» **YOUR OBJECTIVE**:
Copy out all the lines where "bella" shows up.

'''

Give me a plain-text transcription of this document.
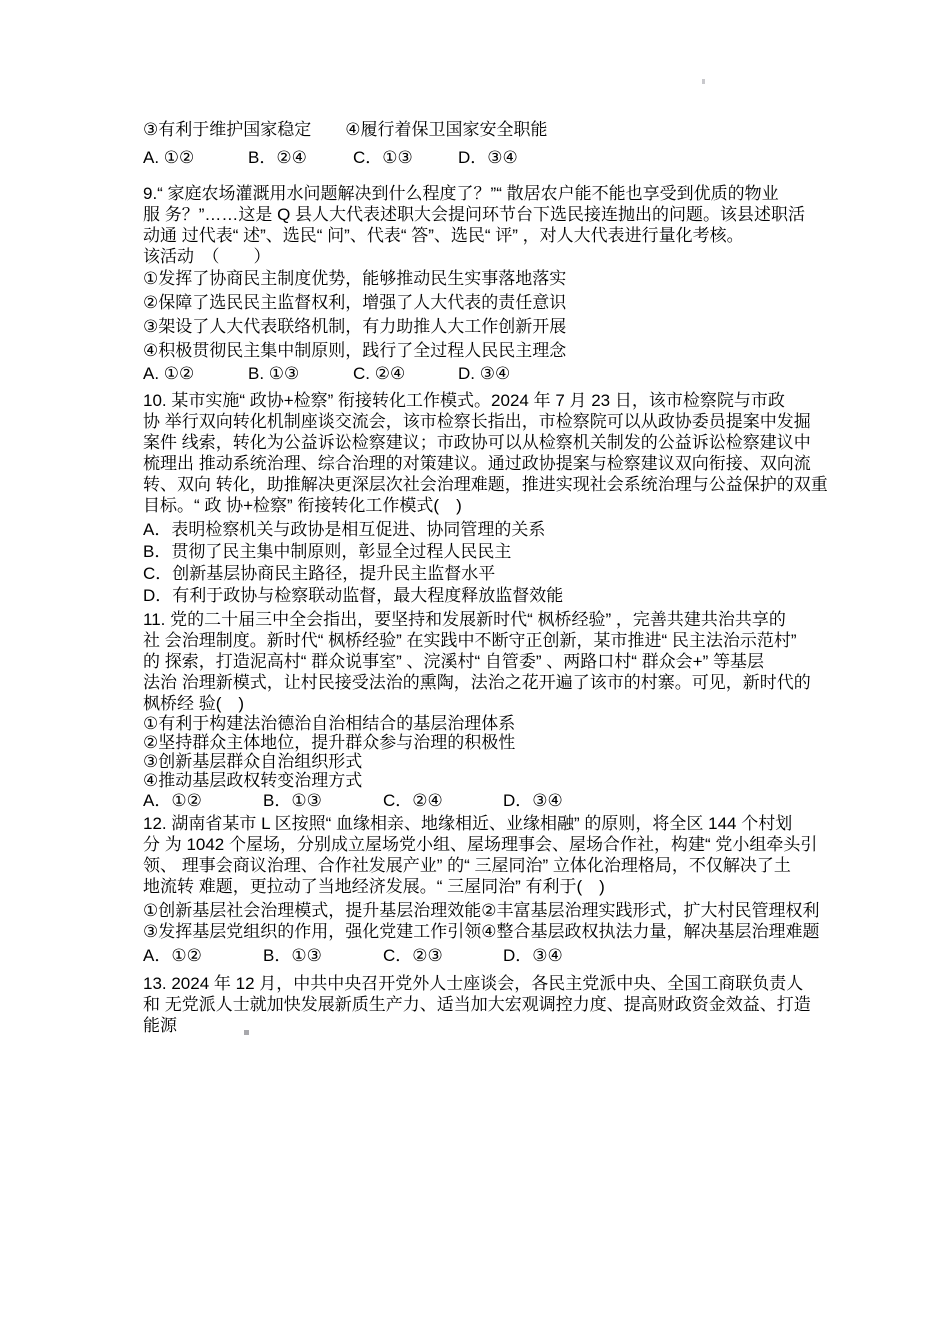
③有利于维护国家稳定　　④履行着保卫国家安全职能
A. ①②	B．②④	C．①③	D．③④
9.“ 家庭农场灌溉用水问题解决到什么程度了？”“ 散居农户能不能也享受到优质的物业
服 务？”……这是 Q 县人大代表述职大会提问环节台下选民接连抛出的问题。该县述职活
动通 过代表“ 述”、选民“ 问”、代表“ 答”、选民“ 评” ，对人大代表进行量化考核。
该活动　（　　）
①发挥了协商民主制度优势，能够推动民生实事落地落实
②保障了选民民主监督权利，增强了人大代表的责任意识
③架设了人大代表联络机制，有力助推人大工作创新开展
④积极贯彻民主集中制原则，践行了全过程人民民主理念
A. ①②	B. ①③	C. ②④	D. ③④
10. 某市实施“ 政协+检察” 衔接转化工作模式。2024 年 7 月 23 日，该市检察院与市政
协 举行双向转化机制座谈交流会，该市检察长指出，市检察院可以从政协委员提案中发掘
案件 线索，转化为公益诉讼检察建议；市政协可以从检察机关制发的公益诉讼检察建议中
梳理出 推动系统治理、综合治理的对策建议。通过政协提案与检察建议双向衔接、双向流
转、双向 转化，助推解决更深层次社会治理难题，推进实现社会系统治理与公益保护的双重
目标。“ 政 协+检察” 衔接转化工作模式(　)
A．表明检察机关与政协是相互促进、协同管理的关系
B．贯彻了民主集中制原则，彰显全过程人民民主
C．创新基层协商民主路径，提升民主监督水平
D．有利于政协与检察联动监督，最大程度释放监督效能
11. 党的二十届三中全会指出，要坚持和发展新时代“ 枫桥经验” ，完善共建共治共享的
社 会治理制度。新时代“ 枫桥经验” 在实践中不断守正创新，某市推进“ 民主法治示范村”
的 探索，打造泥高村“ 群众说事室” 、浣溪村“ 自管委” 、两路口村“ 群众会+” 等基层
法治 治理新模式，让村民接受法治的熏陶，法治之花开遍了该市的村寨。可见，新时代的
枫桥经 验(　)
①有利于构建法治德治自治相结合的基层治理体系
②坚持群众主体地位，提升群众参与治理的积极性
③创新基层群众自治组织形式
④推动基层政权转变治理方式
A．①②	B．①③	C．②④	D．③④
12. 湖南省某市 L 区按照“ 血缘相亲、地缘相近、业缘相融” 的原则，将全区 144 个村划
分 为 1042 个屋场，分别成立屋场党小组、屋场理事会、屋场合作社，构建“ 党小组牵头引
领、 理事会商议治理、合作社发展产业” 的“ 三屋同治” 立体化治理格局，不仅解决了土
地流转 难题，更拉动了当地经济发展。“ 三屋同治” 有利于(　)
①创新基层社会治理模式，提升基层治理效能②丰富基层治理实践形式，扩大村民管理权利
③发挥基层党组织的作用，强化党建工作引领④整合基层政权执法力量，解决基层治理难题
A．①②	B．①③	C．②③	D．③④
13. 2024 年 12 月，中共中央召开党外人士座谈会，各民主党派中央、全国工商联负责人
和 无党派人士就加快发展新质生产力、适当加大宏观调控力度、提高财政资金效益、打造
能源
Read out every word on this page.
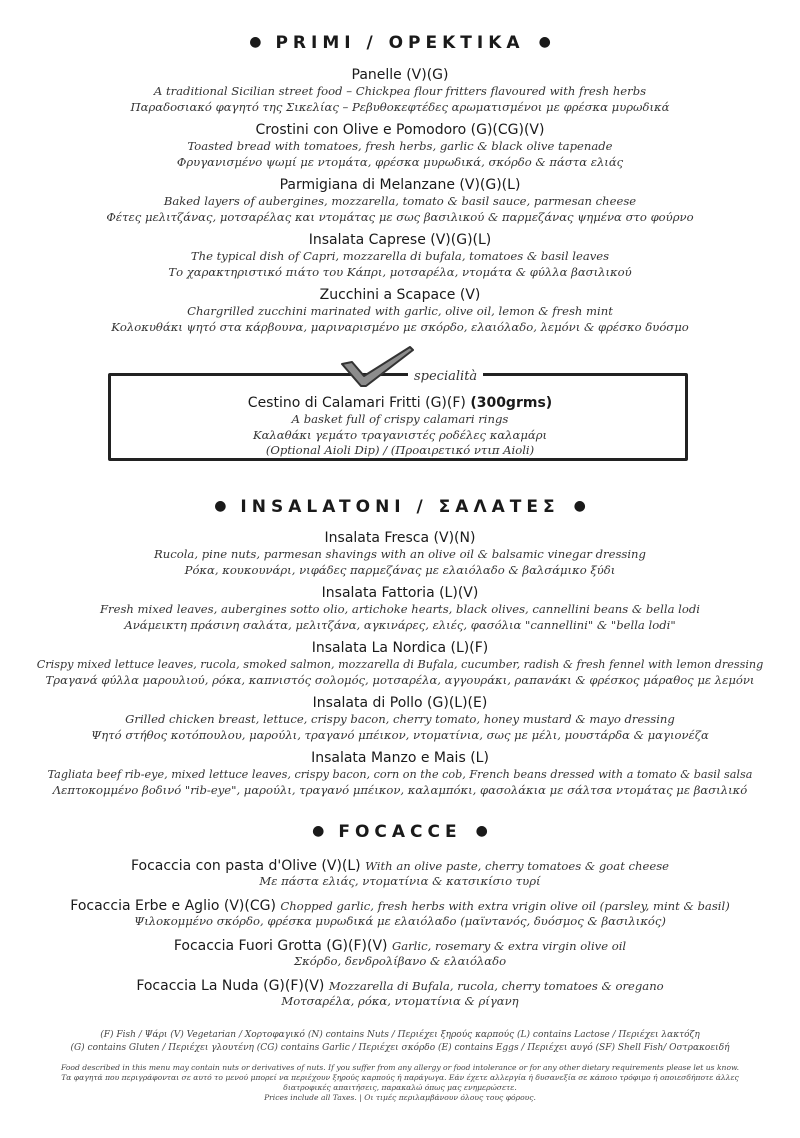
● PRIMI / ΟΡΕΚΤΙΚΑ ●
Panelle (V)(G)
A traditional Sicilian street food – Chickpea flour fritters flavoured with fresh herbs
Παραδοσιακό φαγητό της Σικελίας – Ρεβυθοκεφτέδες αρωματισμένοι με φρέσκα μυρωδικά
Crostini con Olive e Pomodoro (G)(CG)(V)
Toasted bread with tomatoes, fresh herbs, garlic & black olive tapenade
Φρυγανισμένο ψωμί με ντομάτα, φρέσκα μυρωδικά, σκόρδο & πάστα ελιάς
Parmigiana di Melanzane (V)(G)(L)
Baked layers of aubergines, mozzarella, tomato & basil sauce, parmesan cheese
Φέτες μελιτζάνας, μοτσαρέλας και ντομάτας με σως βασιλικού & παρμεζάνας ψημένα στο φούρνο
Insalata Caprese (V)(G)(L)
The typical dish of Capri, mozzarella di bufala, tomatoes & basil leaves
Το χαρακτηριστικό πιάτο του Κάπρι, μοτσαρέλα, ντομάτα & φύλλα βασιλικού
Zucchini a Scapace (V)
Chargrilled zucchini marinated with garlic, olive oil, lemon & fresh mint
Κολοκυθάκι ψητό στα κάρβουνα, μαριναρισμένο με σκόρδο, ελαιόλαδο, λεμόνι & φρέσκο δυόσμο
specialità
Cestino di Calamari Fritti (G)(F) (300grms)
A basket full of crispy calamari rings
Καλαθάκι γεμάτο τραγανιστές ροδέλες καλαμάρι
(Optional Aioli Dip) / (Προαιρετικό ντιπ Aioli)
● INSALATONI / ΣΑΛΑΤΕΣ ●
Insalata Fresca (V)(N)
Rucola, pine nuts, parmesan shavings with an olive oil & balsamic vinegar dressing
Ρόκα, κουκουνάρι, νιφάδες παρμεζάνας με ελαιόλαδο & βαλσάμικο ξύδι
Insalata Fattoria (L)(V)
Fresh mixed leaves, aubergines sotto olio, artichoke hearts, black olives, cannellini beans & bella lodi
Ανάμεικτη πράσινη σαλάτα, μελιτζάνα, αγκινάρες, ελιές, φασόλια "cannellini" & "bella lodi"
Insalata La Nordica (L)(F)
Crispy mixed lettuce leaves, rucola, smoked salmon, mozzarella di Bufala, cucumber, radish & fresh fennel with lemon dressing
Τραγανά φύλλα μαρουλιού, ρόκα, καπνιστός σολομός, μοτσαρέλα, αγγουράκι, ραπανάκι & φρέσκος μάραθος με λεμόνι
Insalata di Pollo (G)(L)(E)
Grilled chicken breast, lettuce, crispy bacon, cherry tomato, honey mustard & mayo dressing
Ψητό στήθος κοτόπουλου, μαρούλι, τραγανό μπέικον, ντοματίνια, σως με μέλι, μουστάρδα & μαγιονέζα
Insalata Manzo e Mais (L)
Tagliata beef rib-eye, mixed lettuce leaves, crispy bacon, corn on the cob, French beans dressed with a tomato & basil salsa
Λεπτοκομμένο βοδινό "rib-eye", μαρούλι, τραγανό μπέικον, καλαμπόκι, φασολάκια με σάλτσα ντομάτας με βασιλικό
● FOCACCE ●
Focaccia con pasta d'Olive (V)(L) With an olive paste, cherry tomatoes & goat cheese
Με πάστα ελιάς, ντοματίνια & κατσικίσιο τυρί
Focaccia Erbe e Aglio (V)(CG) Chopped garlic, fresh herbs with extra vrigin olive oil (parsley, mint & basil)
Ψιλοκομμένο σκόρδο, φρέσκα μυρωδικά με ελαιόλαδο (μαϊντανός, δυόσμος & βασιλικός)
Focaccia Fuori Grotta (G)(F)(V) Garlic, rosemary & extra virgin olive oil
Σκόρδο, δενδρολίβανο & ελαιόλαδο
Focaccia La Nuda (G)(F)(V) Mozzarella di Bufala, rucola, cherry tomatoes & oregano
Μοτσαρέλα, ρόκα, ντοματίνια & ρίγανη
(F) Fish / Ψάρι (V) Vegetarian / Χορτοφαγικό (N) contains Nuts / Περιέχει ξηρούς καρπούς (L) contains Lactose / Περιέχει λακτόζη
(G) contains Gluten / Περιέχει γλουτένη (CG) contains Garlic / Περιέχει σκόρδο (E) contains Eggs / Περιέχει αυγό (SF) Shell Fish/ Οστρακοειδή
Food described in this menu may contain nuts or derivatives of nuts. If you suffer from any allergy or food intolerance or for any other dietary requirements please let us know.
Τα φαγητά που περιγράφονται σε αυτό το μενού μπορεί να περιέχουν ξηρούς καρπούς ή παράγωγα. Εάν έχετε αλλεργία ή δυσανεξία σε κάποιο τρόφιμο ή οποιεσδήποτε άλλες
διατροφικές απαιτήσεις, παρακαλώ όπως μας ενημερώσετε.
Prices include all Taxes. | Οι τιμές περιλαμβάνουν όλους τους φόρους.
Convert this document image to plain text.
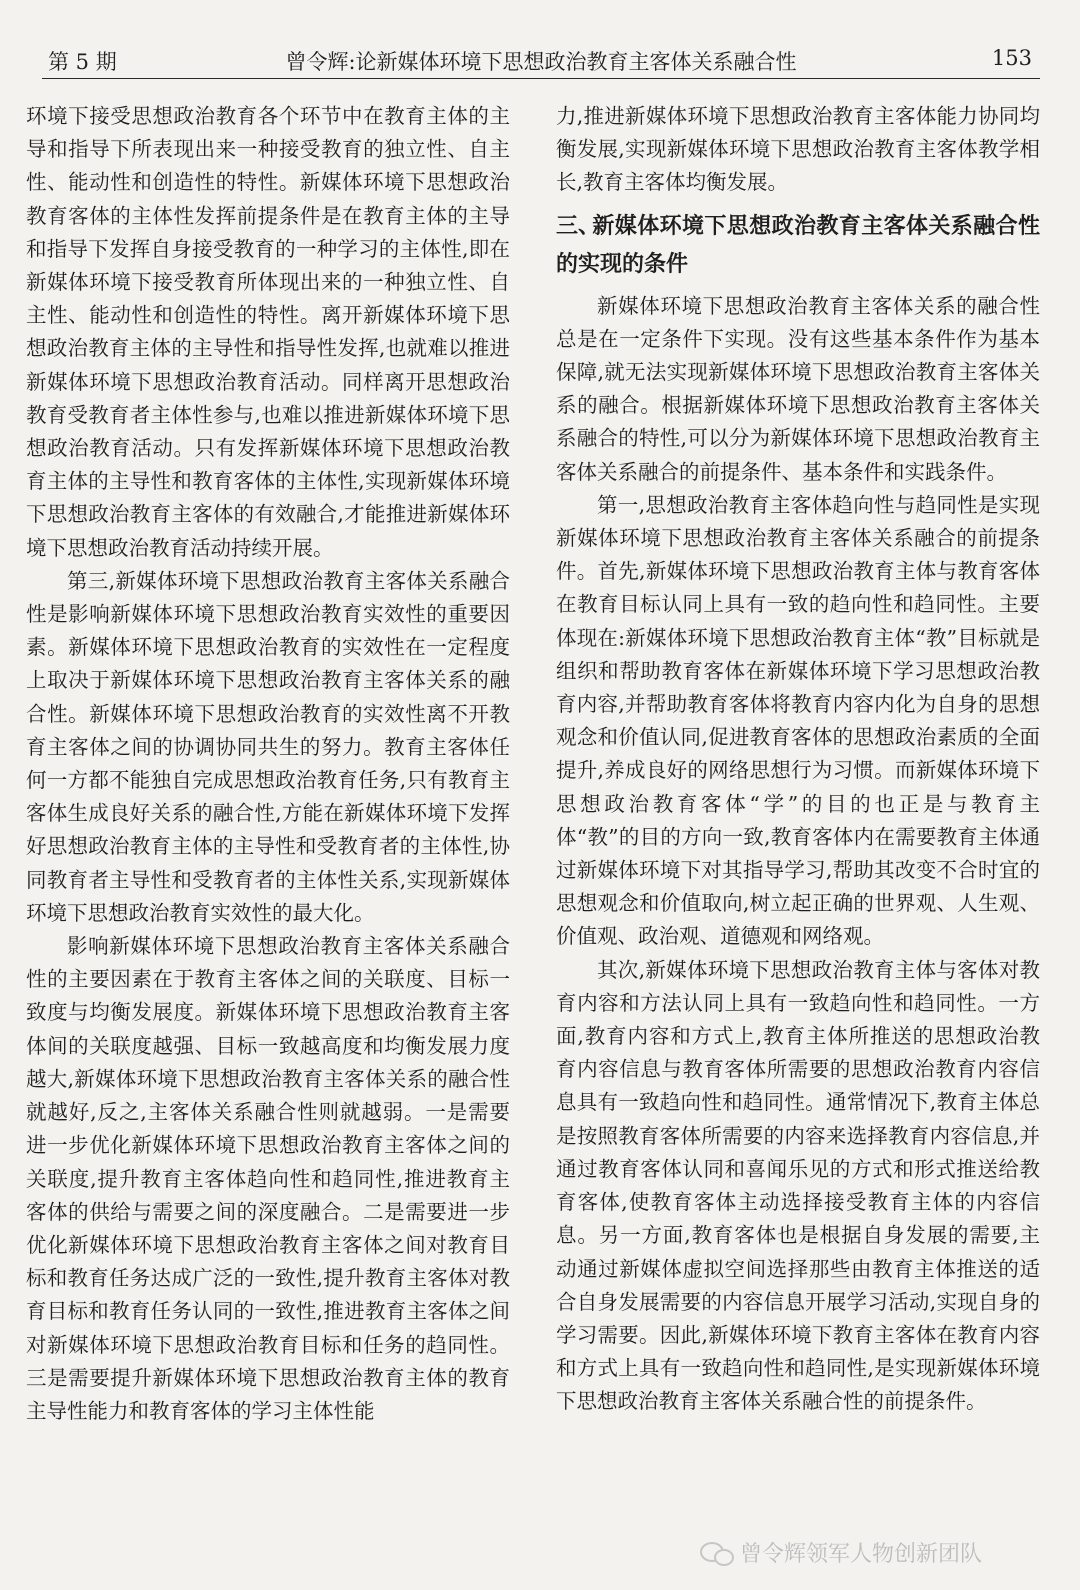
第 5 期	曾令辉:论新媒体环境下思想政治教育主客体关系融合性	153

环境下接受思想政治教育各个环节中在教育主体的主导和指导下所表现出来一种接受教育的独立性、自主性、能动性和创造性的特性。新媒体环境下思想政治教育客体的主体性发挥前提条件是在教育主体的主导和指导下发挥自身接受教育的一种学习的主体性,即在新媒体环境下接受教育所体现出来的一种独立性、自主性、能动性和创造性的特性。离开新媒体环境下思想政治教育主体的主导性和指导性发挥,也就难以推进新媒体环境下思想政治教育活动。同样离开思想政治教育受教育者主体性参与,也难以推进新媒体环境下思想政治教育活动。只有发挥新媒体环境下思想政治教育主体的主导性和教育客体的主体性,实现新媒体环境下思想政治教育主客体的有效融合,才能推进新媒体环境下思想政治教育活动持续开展。

第三,新媒体环境下思想政治教育主客体关系融合性是影响新媒体环境下思想政治教育实效性的重要因素。新媒体环境下思想政治教育的实效性在一定程度上取决于新媒体环境下思想政治教育主客体关系的融合性。新媒体环境下思想政治教育的实效性离不开教育主客体之间的协调协同共生的努力。教育主客体任何一方都不能独自完成思想政治教育任务,只有教育主客体生成良好关系的融合性,方能在新媒体环境下发挥好思想政治教育主体的主导性和受教育者的主体性,协同教育者主导性和受教育者的主体性关系,实现新媒体环境下思想政治教育实效性的最大化。

影响新媒体环境下思想政治教育主客体关系融合性的主要因素在于教育主客体之间的关联度、目标一致度与均衡发展度。新媒体环境下思想政治教育主客体间的关联度越强、目标一致越高度和均衡发展力度越大,新媒体环境下思想政治教育主客体关系的融合性就越好,反之,主客体关系融合性则就越弱。一是需要进一步优化新媒体环境下思想政治教育主客体之间的关联度,提升教育主客体趋向性和趋同性,推进教育主客体的供给与需要之间的深度融合。二是需要进一步优化新媒体环境下思想政治教育主客体之间对教育目标和教育任务达成广泛的一致性,提升教育主客体对教育目标和教育任务认同的一致性,推进教育主客体之间对新媒体环境下思想政治教育目标和任务的趋同性。三是需要提升新媒体环境下思想政治教育主体的教育主导性能力和教育客体的学习主体性能

力,推进新媒体环境下思想政治教育主客体能力协同均衡发展,实现新媒体环境下思想政治教育主客体教学相长,教育主客体均衡发展。

三、新媒体环境下思想政治教育主客体关系融合性的实现的条件

新媒体环境下思想政治教育主客体关系的融合性总是在一定条件下实现。没有这些基本条件作为基本保障,就无法实现新媒体环境下思想政治教育主客体关系的融合。根据新媒体环境下思想政治教育主客体关系融合的特性,可以分为新媒体环境下思想政治教育主客体关系融合的前提条件、基本条件和实践条件。

第一,思想政治教育主客体趋向性与趋同性是实现新媒体环境下思想政治教育主客体关系融合的前提条件。首先,新媒体环境下思想政治教育主体与教育客体在教育目标认同上具有一致的趋向性和趋同性。主要体现在:新媒体环境下思想政治教育主体“教”目标就是组织和帮助教育客体在新媒体环境下学习思想政治教育内容,并帮助教育客体将教育内容内化为自身的思想观念和价值认同,促进教育客体的思想政治素质的全面提升,养成良好的网络思想行为习惯。而新媒体环境下思想政治教育客体“学”的目的也正是与教育主体“教”的目的方向一致,教育客体内在需要教育主体通过新媒体环境下对其指导学习,帮助其改变不合时宜的思想观念和价值取向,树立起正确的世界观、人生观、价值观、政治观、道德观和网络观。

其次,新媒体环境下思想政治教育主体与客体对教育内容和方法认同上具有一致趋向性和趋同性。一方面,教育内容和方式上,教育主体所推送的思想政治教育内容信息与教育客体所需要的思想政治教育内容信息具有一致趋向性和趋同性。通常情况下,教育主体总是按照教育客体所需要的内容来选择教育内容信息,并通过教育客体认同和喜闻乐见的方式和形式推送给教育客体,使教育客体主动选择接受教育主体的内容信息。另一方面,教育客体也是根据自身发展的需要,主动通过新媒体虚拟空间选择那些由教育主体推送的适合自身发展需要的内容信息开展学习活动,实现自身的学习需要。因此,新媒体环境下教育主客体在教育内容和方式上具有一致趋向性和趋同性,是实现新媒体环境下思想政治教育主客体关系融合性的前提条件。

曾令辉领军人物创新团队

'''

» **CORRECT RESULT**:
Fresh mixed leaves, aubergines sotto olio, artichoke hearts, black olives, cannellini beans & bella lodi
Ανάμεικτη πράσινη σαλάτα, μελιτζάνα, αγκινάρες, ελιές, φασόλια "cannellini" & "bella lodi"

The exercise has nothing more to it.